* Request: Reproduce all of the data exactly.

________________________________________

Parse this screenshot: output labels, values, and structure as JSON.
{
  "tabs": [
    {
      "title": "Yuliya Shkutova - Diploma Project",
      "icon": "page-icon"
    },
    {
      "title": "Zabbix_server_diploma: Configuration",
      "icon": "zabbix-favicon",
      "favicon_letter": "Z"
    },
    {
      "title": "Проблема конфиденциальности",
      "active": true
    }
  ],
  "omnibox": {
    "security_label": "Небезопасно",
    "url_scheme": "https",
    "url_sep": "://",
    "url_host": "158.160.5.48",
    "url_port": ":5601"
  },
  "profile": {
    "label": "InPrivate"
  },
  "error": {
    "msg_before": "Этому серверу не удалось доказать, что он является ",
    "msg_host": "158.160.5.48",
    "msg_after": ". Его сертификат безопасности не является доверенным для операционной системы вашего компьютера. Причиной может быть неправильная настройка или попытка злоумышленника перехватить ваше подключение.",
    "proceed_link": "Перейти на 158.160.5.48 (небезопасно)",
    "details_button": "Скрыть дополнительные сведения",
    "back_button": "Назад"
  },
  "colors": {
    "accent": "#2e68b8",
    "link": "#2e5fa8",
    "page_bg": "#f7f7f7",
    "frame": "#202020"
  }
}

________________________________________

* Solution for this problem:
Parse this screenshot: output labels, values, and structure as JSON.
{
  "tabs": [
    {
      "title": "Yuliya Shkutova - Diploma Project",
      "icon": "page-icon"
    },
    {
      "title": "Zabbix_server_diploma: Configuration",
      "icon": "zabbix-favicon",
      "favicon_letter": "Z"
    },
    {
      "title": "Проблема конфиденциальности",
      "active": true
    }
  ],
  "omnibox": {
    "security_label": "Небезопасно",
    "url_scheme": "https",
    "url_sep": "://",
    "url_host": "158.160.5.48",
    "url_port": ":5601"
  },
  "profile": {
    "label": "InPrivate"
  },
  "error": {
    "msg_before": "Этому серверу не удалось доказать, что он является ",
    "msg_host": "158.160.5.48",
    "msg_after": ". Его сертификат безопасности не является доверенным для операционной системы вашего компьютера. Причиной может быть неправильная настройка или попытка злоумышленника перехватить ваше подключение.",
    "proceed_link": "Перейти на 158.160.5.48 (небезопасно)",
    "details_button": "Скрыть дополнительные сведения",
    "back_button": "Назад"
  },
  "colors": {
    "accent": "#2e68b8",
    "link": "#2e5fa8",
    "page_bg": "#f7f7f7",
    "frame": "#202020"
  }
}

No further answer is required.